→ **Exercise details**
Write out the data below exactly, from the line containing "Where is each" through the line containing "616, 496, 685]", including both of those lines. Leave the pictures out of your copy.

→ **Source material**
Begin
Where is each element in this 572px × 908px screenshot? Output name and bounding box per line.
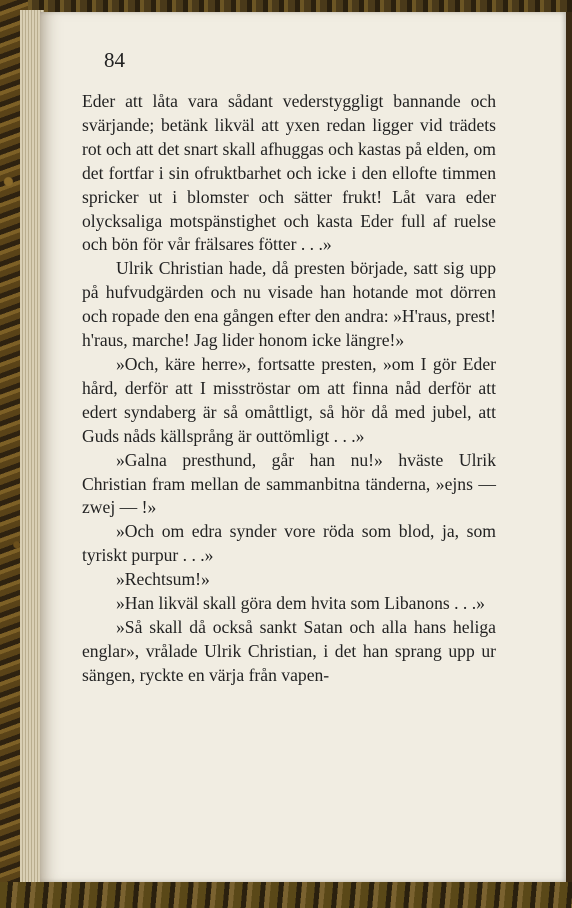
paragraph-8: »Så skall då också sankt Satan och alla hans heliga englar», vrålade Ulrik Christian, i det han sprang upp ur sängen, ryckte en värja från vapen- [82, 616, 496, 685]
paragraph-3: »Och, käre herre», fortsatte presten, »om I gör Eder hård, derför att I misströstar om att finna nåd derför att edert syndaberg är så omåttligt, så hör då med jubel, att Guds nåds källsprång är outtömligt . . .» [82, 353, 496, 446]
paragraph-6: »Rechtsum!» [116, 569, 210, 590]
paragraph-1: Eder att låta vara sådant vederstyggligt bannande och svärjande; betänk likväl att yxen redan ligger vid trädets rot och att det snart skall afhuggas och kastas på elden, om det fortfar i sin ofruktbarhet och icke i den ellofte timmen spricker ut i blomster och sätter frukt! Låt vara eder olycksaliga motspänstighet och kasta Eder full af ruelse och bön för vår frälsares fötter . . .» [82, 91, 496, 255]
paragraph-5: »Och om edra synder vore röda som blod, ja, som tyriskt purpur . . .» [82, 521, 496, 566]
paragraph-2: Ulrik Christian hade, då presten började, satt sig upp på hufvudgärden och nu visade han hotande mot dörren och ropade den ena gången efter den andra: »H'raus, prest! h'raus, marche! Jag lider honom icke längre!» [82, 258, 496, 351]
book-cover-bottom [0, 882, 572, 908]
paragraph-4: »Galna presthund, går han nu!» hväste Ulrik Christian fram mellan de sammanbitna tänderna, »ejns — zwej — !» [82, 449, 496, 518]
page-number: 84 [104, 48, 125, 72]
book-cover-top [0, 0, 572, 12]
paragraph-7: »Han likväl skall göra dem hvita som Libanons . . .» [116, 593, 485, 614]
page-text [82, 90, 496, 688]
End
Begin
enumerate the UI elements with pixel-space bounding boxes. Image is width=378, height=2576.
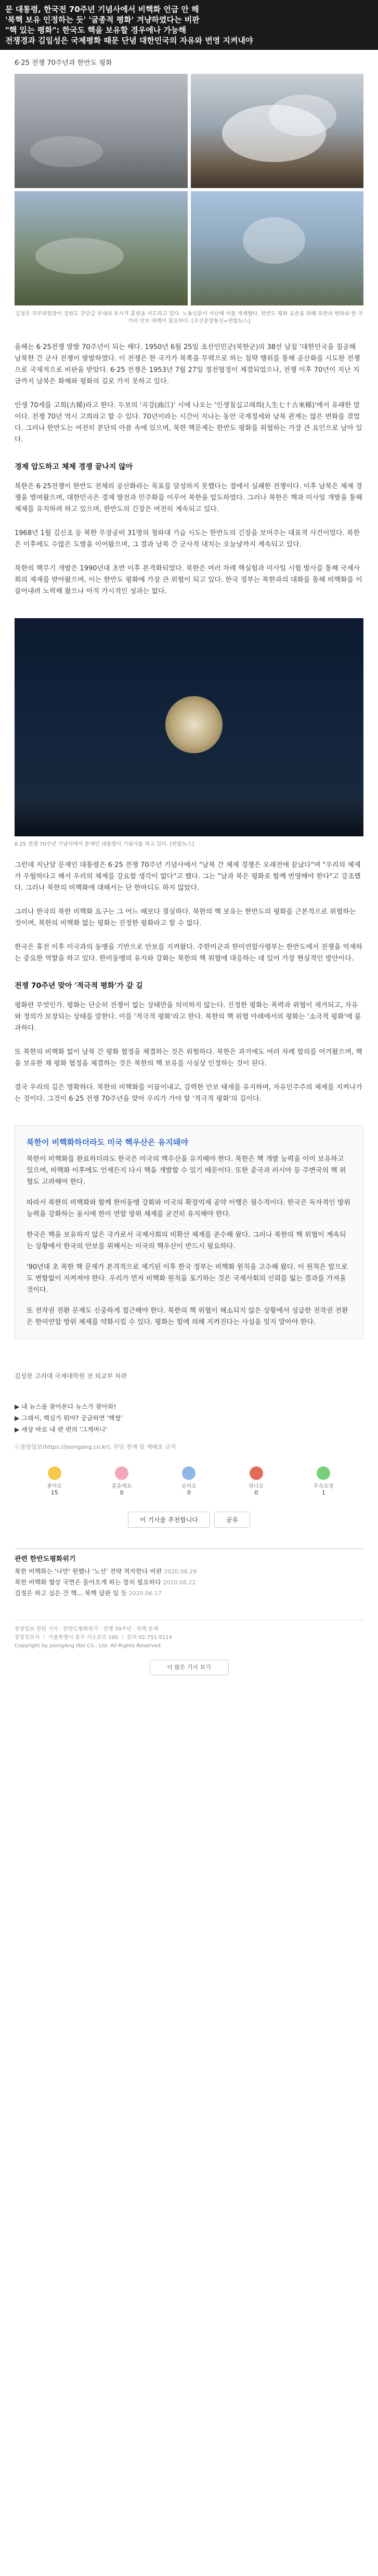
End
→ **Output of the exercise**
Where is each element in this 572px × 908px screenshot? Output name and bounding box per line.
paragraph-8: »Så skall då också sankt Satan och alla hans heliga englar», vrålade Ulrik Christian, i det han sprang upp ur sängen, ryckte en värja från vapen- [82, 616, 496, 685]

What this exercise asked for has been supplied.